──────── DATA PROVIDED

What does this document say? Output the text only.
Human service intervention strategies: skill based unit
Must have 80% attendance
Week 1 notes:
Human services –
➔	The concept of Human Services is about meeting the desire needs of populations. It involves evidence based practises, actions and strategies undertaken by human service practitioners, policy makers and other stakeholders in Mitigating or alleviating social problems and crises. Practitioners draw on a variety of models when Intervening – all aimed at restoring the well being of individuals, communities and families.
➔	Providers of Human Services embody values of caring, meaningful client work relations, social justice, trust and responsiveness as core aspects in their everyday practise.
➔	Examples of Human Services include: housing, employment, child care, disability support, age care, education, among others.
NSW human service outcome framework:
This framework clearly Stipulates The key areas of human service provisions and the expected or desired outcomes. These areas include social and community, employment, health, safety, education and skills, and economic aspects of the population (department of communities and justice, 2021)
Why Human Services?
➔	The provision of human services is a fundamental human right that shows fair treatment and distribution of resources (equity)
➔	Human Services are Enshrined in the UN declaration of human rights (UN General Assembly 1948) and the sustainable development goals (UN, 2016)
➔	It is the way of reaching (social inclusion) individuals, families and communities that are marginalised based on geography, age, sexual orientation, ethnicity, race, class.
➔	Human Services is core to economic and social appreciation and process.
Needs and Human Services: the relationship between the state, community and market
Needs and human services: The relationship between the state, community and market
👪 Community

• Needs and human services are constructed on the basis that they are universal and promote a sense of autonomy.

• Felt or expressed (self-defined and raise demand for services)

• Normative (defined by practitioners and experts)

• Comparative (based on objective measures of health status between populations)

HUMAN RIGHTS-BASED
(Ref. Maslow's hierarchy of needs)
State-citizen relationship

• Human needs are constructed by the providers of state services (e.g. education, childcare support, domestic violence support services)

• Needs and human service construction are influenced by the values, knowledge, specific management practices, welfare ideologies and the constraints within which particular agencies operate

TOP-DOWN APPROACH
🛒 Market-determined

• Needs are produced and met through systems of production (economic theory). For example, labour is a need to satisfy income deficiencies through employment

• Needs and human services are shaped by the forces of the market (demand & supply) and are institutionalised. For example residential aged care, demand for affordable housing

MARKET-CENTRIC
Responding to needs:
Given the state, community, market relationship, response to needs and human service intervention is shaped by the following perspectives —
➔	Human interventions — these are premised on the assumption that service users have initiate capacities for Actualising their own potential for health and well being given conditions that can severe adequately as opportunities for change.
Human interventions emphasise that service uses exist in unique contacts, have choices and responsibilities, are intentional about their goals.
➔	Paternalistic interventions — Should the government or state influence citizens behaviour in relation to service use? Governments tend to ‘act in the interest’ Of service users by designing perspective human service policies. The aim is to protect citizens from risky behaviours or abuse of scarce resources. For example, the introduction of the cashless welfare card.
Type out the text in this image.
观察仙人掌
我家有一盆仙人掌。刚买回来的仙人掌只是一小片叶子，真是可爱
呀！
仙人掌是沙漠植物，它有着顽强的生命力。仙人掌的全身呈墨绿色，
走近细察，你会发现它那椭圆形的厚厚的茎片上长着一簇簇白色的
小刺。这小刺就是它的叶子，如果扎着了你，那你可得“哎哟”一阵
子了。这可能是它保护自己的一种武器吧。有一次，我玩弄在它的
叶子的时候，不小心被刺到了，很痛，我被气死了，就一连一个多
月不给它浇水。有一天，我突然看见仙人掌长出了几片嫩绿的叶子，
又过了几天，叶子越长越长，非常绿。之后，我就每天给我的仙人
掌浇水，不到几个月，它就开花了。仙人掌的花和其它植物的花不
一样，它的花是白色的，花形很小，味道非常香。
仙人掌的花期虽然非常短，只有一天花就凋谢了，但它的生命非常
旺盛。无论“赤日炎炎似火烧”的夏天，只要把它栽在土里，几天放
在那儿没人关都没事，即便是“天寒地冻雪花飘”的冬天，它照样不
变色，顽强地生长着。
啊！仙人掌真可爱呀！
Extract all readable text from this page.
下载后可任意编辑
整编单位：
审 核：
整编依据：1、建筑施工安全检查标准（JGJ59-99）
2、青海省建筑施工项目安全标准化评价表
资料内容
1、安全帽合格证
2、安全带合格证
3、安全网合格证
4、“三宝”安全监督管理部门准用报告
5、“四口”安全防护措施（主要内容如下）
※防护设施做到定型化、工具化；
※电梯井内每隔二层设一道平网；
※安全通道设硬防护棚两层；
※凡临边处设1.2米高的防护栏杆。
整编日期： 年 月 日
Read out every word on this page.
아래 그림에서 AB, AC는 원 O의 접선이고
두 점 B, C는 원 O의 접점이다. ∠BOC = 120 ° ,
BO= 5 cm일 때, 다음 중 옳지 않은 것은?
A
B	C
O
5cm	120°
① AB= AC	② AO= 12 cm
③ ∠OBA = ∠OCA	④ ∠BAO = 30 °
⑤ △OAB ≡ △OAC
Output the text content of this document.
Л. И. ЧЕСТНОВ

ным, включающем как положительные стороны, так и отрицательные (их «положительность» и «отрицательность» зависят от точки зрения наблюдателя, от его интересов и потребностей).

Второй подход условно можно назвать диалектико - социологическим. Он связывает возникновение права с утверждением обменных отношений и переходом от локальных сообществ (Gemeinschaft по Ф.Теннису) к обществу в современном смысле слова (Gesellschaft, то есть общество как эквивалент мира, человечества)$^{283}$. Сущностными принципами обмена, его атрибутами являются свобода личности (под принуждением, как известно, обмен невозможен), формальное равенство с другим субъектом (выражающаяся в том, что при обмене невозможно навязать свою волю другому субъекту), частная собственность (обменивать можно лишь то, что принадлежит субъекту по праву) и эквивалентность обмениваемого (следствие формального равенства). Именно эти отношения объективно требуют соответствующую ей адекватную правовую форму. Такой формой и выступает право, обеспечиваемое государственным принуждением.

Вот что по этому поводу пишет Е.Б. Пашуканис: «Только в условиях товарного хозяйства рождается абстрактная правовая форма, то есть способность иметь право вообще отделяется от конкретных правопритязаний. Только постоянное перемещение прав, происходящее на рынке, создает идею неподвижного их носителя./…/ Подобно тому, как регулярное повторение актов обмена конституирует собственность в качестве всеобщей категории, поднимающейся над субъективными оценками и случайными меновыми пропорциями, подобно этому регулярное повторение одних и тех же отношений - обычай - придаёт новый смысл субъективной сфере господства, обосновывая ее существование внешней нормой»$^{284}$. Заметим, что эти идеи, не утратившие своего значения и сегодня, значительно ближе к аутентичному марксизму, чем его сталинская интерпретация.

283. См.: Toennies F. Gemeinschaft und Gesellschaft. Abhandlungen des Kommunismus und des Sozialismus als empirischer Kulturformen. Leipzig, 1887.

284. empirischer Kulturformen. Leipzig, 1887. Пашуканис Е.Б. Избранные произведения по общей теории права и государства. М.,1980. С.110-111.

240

────────────────

§ STATED PROBLEM
Set down all of the records shown above once more, exactly.

§ ANSWER TO THIS EXERCISE
What does this document say? Output the text only.
Human service intervention strategies: skill based unit
Must have 80% attendance
Week 1 notes:
Human services –
➔	The concept of Human Services is about meeting the desire needs of populations. It involves evidence based practises, actions and strategies undertaken by human service practitioners, policy makers and other stakeholders in Mitigating or alleviating social problems and crises. Practitioners draw on a variety of models when Intervening – all aimed at restoring the well being of individuals, communities and families.
➔	Providers of Human Services embody values of caring, meaningful client work relations, social justice, trust and responsiveness as core aspects in their everyday practise.
➔	Examples of Human Services include: housing, employment, child care, disability support, age care, education, among others.
NSW human service outcome framework:
This framework clearly Stipulates The key areas of human service provisions and the expected or desired outcomes. These areas include social and community, employment, health, safety, education and skills, and economic aspects of the population (department of communities and justice, 2021)
Why Human Services?
➔	The provision of human services is a fundamental human right that shows fair treatment and distribution of resources (equity)
➔	Human Services are Enshrined in the UN declaration of human rights (UN General Assembly 1948) and the sustainable development goals (UN, 2016)
➔	It is the way of reaching (social inclusion) individuals, families and communities that are marginalised based on geography, age, sexual orientation, ethnicity, race, class.
➔	Human Services is core to economic and social appreciation and process.
Needs and Human Services: the relationship between the state, community and market
Needs and human services: The relationship between the state, community and market
👪 Community

• Needs and human services are constructed on the basis that they are universal and promote a sense of autonomy.

• Felt or expressed (self-defined and raise demand for services)

• Normative (defined by practitioners and experts)

• Comparative (based on objective measures of health status between populations)

HUMAN RIGHTS-BASED
(Ref. Maslow's hierarchy of needs)
State-citizen relationship

• Human needs are constructed by the providers of state services (e.g. education, childcare support, domestic violence support services)

• Needs and human service construction are influenced by the values, knowledge, specific management practices, welfare ideologies and the constraints within which particular agencies operate

TOP-DOWN APPROACH
🛒 Market-determined

• Needs are produced and met through systems of production (economic theory). For example, labour is a need to satisfy income deficiencies through employment

• Needs and human services are shaped by the forces of the market (demand & supply) and are institutionalised. For example residential aged care, demand for affordable housing

MARKET-CENTRIC
Responding to needs:
Given the state, community, market relationship, response to needs and human service intervention is shaped by the following perspectives —
➔	Human interventions — these are premised on the assumption that service users have initiate capacities for Actualising their own potential for health and well being given conditions that can severe adequately as opportunities for change.
Human interventions emphasise that service uses exist in unique contacts, have choices and responsibilities, are intentional about their goals.
➔	Paternalistic interventions — Should the government or state influence citizens behaviour in relation to service use? Governments tend to ‘act in the interest’ Of service users by designing perspective human service policies. The aim is to protect citizens from risky behaviours or abuse of scarce resources. For example, the introduction of the cashless welfare card.
Type out the text in this image.
观察仙人掌
我家有一盆仙人掌。刚买回来的仙人掌只是一小片叶子，真是可爱
呀！
仙人掌是沙漠植物，它有着顽强的生命力。仙人掌的全身呈墨绿色，
走近细察，你会发现它那椭圆形的厚厚的茎片上长着一簇簇白色的
小刺。这小刺就是它的叶子，如果扎着了你，那你可得“哎哟”一阵
子了。这可能是它保护自己的一种武器吧。有一次，我玩弄在它的
叶子的时候，不小心被刺到了，很痛，我被气死了，就一连一个多
月不给它浇水。有一天，我突然看见仙人掌长出了几片嫩绿的叶子，
又过了几天，叶子越长越长，非常绿。之后，我就每天给我的仙人
掌浇水，不到几个月，它就开花了。仙人掌的花和其它植物的花不
一样，它的花是白色的，花形很小，味道非常香。
仙人掌的花期虽然非常短，只有一天花就凋谢了，但它的生命非常
旺盛。无论“赤日炎炎似火烧”的夏天，只要把它栽在土里，几天放
在那儿没人关都没事，即便是“天寒地冻雪花飘”的冬天，它照样不
变色，顽强地生长着。
啊！仙人掌真可爱呀！
Extract all readable text from this page.
下载后可任意编辑
整编单位：
审 核：
整编依据：1、建筑施工安全检查标准（JGJ59-99）
2、青海省建筑施工项目安全标准化评价表
资料内容
1、安全帽合格证
2、安全带合格证
3、安全网合格证
4、“三宝”安全监督管理部门准用报告
5、“四口”安全防护措施（主要内容如下）
※防护设施做到定型化、工具化；
※电梯井内每隔二层设一道平网；
※安全通道设硬防护棚两层；
※凡临边处设1.2米高的防护栏杆。
整编日期： 年 月 日
Read out every word on this page.
아래 그림에서 AB, AC는 원 O의 접선이고
두 점 B, C는 원 O의 접점이다. ∠BOC = 120 ° ,
BO= 5 cm일 때, 다음 중 옳지 않은 것은?
A
B	C
O
5cm	120°
① AB= AC	② AO= 12 cm
③ ∠OBA = ∠OCA	④ ∠BAO = 30 °
⑤ △OAB ≡ △OAC
Output the text content of this document.
Л. И. ЧЕСТНОВ

ным, включающем как положительные стороны, так и отрицательные (их «положительность» и «отрицательность» зависят от точки зрения наблюдателя, от его интересов и потребностей).

Второй подход условно можно назвать диалектико - социологическим. Он связывает возникновение права с утверждением обменных отношений и переходом от локальных сообществ (Gemeinschaft по Ф.Теннису) к обществу в современном смысле слова (Gesellschaft, то есть общество как эквивалент мира, человечества)$^{283}$. Сущностными принципами обмена, его атрибутами являются свобода личности (под принуждением, как известно, обмен невозможен), формальное равенство с другим субъектом (выражающаяся в том, что при обмене невозможно навязать свою волю другому субъекту), частная собственность (обменивать можно лишь то, что принадлежит субъекту по праву) и эквивалентность обмениваемого (следствие формального равенства). Именно эти отношения объективно требуют соответствующую ей адекватную правовую форму. Такой формой и выступает право, обеспечиваемое государственным принуждением.

Вот что по этому поводу пишет Е.Б. Пашуканис: «Только в условиях товарного хозяйства рождается абстрактная правовая форма, то есть способность иметь право вообще отделяется от конкретных правопритязаний. Только постоянное перемещение прав, происходящее на рынке, создает идею неподвижного их носителя./…/ Подобно тому, как регулярное повторение актов обмена конституирует собственность в качестве всеобщей категории, поднимающейся над субъективными оценками и случайными меновыми пропорциями, подобно этому регулярное повторение одних и тех же отношений - обычай - придаёт новый смысл субъективной сфере господства, обосновывая ее существование внешней нормой»$^{284}$. Заметим, что эти идеи, не утратившие своего значения и сегодня, значительно ближе к аутентичному марксизму, чем его сталинская интерпретация.

283. См.: Toennies F. Gemeinschaft und Gesellschaft. Abhandlungen des Kommunismus und des Sozialismus als empirischer Kulturformen. Leipzig, 1887.

284. empirischer Kulturformen. Leipzig, 1887. Пашуканис Е.Б. Избранные произведения по общей теории права и государства. М.,1980. С.110-111.

240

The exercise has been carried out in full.